Extrait de page.
━━━━━━━━━━━━━━━━━━━━━━━━━━━━━━

En réalité, hormis la Cour pénale internationale et le Tribunal spécial pour le Liban, tous les tribunaux internationaux ou mixtes contemporains avaient déjà ouvert leur premier procès cinq ans après leur création.
DÉTENTIONS PROVISOIRES : LE DÉCOMPTE NON-OFFICIEL
Selon notre décompte, jusqu’à vingt-deux personnes auraient été placées depuis la mi-2019 en détention provisoire par la Cour pénale spéciale (CPS), sans communication de l’identité de ses personnes. Une exception au principe commun de la publicité de la justice.
PAOUA :
Le 6 août 2019, dans un communiqué, le bureau du procureur spécial annonce qu’il a obtenu du parquet de Bangui le dessaisissement du dossier des crimes commis dans trois localités de cette sous-préfecture (Lemouna, Koundili et Bohong).
Le 20 février 2020, sans faire publiquement de lien avec le dossier Paoua, la CPS annonce, dans un communiqué publié lors de la sortie d’un film de sensibilisation, qu’elle a placé 3 personnes en détention provisoire et que leurs dossiers sont à l’instruction.
NDELE :
Le 8 mai 2020, le bureau du procureur spécial annonce « sa demande de dessaisissement du dossier [ouvert par le parquet général de Bangui] au profit de la Cour pénale spéciale ». Le porte-parole de la Mission des Nations unies en Centrafrique nous précise alors que 9 personnes ont été arrêtées à Ndélé « à la demande de la CPS ». Leur chef, Azor Kalité, serait accusé pour l’attaque de la ville, le 29 avril, qui a fait 21 morts.
OBO :
Le 25 mai, le bureau du procureur spécial annonce que 9 combattants du groupe armé de l’Union pour la paix en Centrafrique (UPC) « ont été arrêtés et conduits au siège de la CPS pour des besoins d’enquête », suite à des attaques généralisées et systématiques sur la population civile. Selon l’UPC, ces hommes ne seraient pas des combattants et leur arrestation serait une erreur de la CPS.

━━━━━━━━━━━━━━━━━━━━━━━━━━━━━━

(Données d'analyse structurée de pages)

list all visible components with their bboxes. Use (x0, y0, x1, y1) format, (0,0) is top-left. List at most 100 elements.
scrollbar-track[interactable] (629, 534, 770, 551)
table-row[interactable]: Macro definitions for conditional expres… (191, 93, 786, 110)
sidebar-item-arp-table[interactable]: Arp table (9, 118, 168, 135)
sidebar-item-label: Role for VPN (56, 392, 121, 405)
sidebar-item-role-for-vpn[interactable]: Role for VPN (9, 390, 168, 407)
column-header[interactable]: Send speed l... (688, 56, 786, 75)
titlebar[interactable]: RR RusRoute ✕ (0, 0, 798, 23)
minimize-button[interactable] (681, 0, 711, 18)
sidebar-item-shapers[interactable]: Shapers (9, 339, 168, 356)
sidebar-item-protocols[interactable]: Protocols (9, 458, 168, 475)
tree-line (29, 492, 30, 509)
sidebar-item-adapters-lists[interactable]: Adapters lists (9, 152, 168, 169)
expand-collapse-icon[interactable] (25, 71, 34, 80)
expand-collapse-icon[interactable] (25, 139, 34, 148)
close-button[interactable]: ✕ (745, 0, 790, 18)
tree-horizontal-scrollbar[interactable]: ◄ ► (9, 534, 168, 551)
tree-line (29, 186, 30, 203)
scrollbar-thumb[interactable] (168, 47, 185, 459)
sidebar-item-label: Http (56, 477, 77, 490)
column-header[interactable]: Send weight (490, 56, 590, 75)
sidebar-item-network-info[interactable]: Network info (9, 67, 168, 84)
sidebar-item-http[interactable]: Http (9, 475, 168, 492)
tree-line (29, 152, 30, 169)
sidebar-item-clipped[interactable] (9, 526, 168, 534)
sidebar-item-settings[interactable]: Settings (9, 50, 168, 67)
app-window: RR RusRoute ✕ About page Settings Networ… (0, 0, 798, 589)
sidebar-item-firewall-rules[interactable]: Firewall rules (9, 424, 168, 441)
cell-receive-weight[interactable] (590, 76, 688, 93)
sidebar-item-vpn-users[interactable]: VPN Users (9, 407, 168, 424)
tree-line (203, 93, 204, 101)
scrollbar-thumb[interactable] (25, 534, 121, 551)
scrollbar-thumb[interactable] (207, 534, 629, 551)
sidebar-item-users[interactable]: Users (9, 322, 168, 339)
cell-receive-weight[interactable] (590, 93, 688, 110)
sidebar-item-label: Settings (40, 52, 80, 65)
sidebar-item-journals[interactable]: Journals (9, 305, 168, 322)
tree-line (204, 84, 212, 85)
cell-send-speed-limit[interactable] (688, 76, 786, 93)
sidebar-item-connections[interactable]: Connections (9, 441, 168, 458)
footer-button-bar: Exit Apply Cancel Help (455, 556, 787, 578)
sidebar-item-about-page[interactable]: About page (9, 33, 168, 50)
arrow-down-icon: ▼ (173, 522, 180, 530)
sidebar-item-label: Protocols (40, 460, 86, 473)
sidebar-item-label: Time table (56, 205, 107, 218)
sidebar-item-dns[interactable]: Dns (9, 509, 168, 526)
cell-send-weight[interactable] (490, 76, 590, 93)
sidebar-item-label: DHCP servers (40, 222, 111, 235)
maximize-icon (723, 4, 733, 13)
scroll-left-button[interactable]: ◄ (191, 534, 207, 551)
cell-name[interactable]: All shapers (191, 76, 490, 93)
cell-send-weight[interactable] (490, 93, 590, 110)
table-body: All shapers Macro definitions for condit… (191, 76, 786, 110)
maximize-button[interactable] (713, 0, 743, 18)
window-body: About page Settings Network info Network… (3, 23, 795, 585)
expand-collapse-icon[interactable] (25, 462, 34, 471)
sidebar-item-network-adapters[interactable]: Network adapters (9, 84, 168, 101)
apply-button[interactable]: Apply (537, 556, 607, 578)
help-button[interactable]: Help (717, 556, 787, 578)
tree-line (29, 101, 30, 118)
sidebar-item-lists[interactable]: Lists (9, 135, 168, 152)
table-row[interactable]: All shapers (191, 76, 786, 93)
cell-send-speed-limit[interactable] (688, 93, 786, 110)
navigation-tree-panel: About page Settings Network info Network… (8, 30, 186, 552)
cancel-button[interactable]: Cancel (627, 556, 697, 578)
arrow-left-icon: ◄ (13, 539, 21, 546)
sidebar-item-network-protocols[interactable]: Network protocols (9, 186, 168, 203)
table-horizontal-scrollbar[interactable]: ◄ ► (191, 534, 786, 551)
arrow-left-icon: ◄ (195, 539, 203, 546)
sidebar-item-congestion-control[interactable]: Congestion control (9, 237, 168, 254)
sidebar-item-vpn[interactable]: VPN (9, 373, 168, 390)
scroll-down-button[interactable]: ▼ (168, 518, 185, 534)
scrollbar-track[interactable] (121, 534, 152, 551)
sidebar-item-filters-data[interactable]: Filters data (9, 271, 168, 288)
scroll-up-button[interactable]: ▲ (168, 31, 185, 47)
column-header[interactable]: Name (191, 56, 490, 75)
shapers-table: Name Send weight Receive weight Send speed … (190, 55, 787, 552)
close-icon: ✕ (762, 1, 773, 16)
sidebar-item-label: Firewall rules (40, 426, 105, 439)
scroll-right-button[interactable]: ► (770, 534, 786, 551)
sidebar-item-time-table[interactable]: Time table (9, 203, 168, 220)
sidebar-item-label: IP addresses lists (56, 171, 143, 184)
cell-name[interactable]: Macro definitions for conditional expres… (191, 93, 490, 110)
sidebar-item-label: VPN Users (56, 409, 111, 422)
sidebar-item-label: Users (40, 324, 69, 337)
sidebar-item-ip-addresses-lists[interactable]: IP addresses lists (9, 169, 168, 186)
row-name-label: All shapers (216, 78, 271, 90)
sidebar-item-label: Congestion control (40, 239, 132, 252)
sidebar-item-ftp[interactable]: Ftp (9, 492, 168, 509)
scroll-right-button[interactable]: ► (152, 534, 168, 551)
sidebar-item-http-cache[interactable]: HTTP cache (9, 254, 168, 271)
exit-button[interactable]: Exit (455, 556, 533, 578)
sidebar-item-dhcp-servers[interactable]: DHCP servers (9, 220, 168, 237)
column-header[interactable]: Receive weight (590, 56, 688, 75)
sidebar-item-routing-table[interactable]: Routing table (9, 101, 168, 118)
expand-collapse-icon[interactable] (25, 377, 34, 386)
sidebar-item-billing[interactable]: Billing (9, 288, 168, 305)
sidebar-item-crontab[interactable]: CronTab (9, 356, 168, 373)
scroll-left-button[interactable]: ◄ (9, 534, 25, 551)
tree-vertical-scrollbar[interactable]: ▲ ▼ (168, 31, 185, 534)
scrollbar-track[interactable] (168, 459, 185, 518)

━━━━━━━━━━━━━━━━━━━━━━━━━━━━━━

Marche à suivre.
Selon l'extrait sur la Cour pénale spéciale, combien de personnes ont été arrêtées à Ndélé « à la demande de la CPS » ?

Zone de réponse.
Neuf personnes ont été arrêtées à Ndélé à la demande de la CPS.